## [WRITTEN INSTRUCTION]
Work out how many lines of the records hold the string "Please", and reply with that number alone.

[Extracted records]
━━━━━━━━━━
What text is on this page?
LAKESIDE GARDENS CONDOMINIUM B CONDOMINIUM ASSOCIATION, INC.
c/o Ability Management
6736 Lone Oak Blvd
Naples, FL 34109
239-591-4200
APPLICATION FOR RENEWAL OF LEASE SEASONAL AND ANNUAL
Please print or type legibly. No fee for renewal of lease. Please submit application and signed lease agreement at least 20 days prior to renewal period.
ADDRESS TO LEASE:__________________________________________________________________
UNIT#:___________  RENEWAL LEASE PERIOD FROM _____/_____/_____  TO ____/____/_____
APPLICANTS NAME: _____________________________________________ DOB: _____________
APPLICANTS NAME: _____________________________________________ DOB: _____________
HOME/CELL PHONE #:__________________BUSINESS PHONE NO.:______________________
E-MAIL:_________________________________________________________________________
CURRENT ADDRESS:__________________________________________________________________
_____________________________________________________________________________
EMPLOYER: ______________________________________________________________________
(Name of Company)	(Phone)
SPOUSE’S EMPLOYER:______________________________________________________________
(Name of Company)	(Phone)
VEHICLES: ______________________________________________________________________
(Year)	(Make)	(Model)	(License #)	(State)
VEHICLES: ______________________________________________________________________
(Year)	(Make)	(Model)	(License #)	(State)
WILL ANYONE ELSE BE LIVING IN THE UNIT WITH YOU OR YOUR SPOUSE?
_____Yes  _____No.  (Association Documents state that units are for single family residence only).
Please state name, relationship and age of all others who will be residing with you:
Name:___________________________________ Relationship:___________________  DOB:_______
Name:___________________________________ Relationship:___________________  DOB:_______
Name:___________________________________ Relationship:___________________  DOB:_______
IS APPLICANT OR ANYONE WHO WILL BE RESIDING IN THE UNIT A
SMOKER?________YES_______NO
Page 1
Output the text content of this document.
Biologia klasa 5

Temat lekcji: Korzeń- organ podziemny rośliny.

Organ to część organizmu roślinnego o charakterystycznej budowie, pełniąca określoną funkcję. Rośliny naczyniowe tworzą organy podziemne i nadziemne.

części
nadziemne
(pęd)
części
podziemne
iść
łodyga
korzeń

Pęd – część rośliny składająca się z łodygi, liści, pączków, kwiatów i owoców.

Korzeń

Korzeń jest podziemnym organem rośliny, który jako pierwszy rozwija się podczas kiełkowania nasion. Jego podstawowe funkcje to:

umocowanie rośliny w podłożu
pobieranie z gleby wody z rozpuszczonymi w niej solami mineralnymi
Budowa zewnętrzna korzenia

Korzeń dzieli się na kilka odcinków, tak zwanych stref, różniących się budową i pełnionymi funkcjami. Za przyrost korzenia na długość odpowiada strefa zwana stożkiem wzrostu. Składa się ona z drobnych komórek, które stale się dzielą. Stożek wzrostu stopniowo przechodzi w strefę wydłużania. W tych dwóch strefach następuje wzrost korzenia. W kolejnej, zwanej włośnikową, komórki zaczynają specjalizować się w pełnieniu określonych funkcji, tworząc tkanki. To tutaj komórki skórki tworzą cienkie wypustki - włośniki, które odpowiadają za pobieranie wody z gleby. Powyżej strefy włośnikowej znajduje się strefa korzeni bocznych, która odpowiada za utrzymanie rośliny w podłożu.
━━━━━━━━━━
## [TASK ANSWER]
2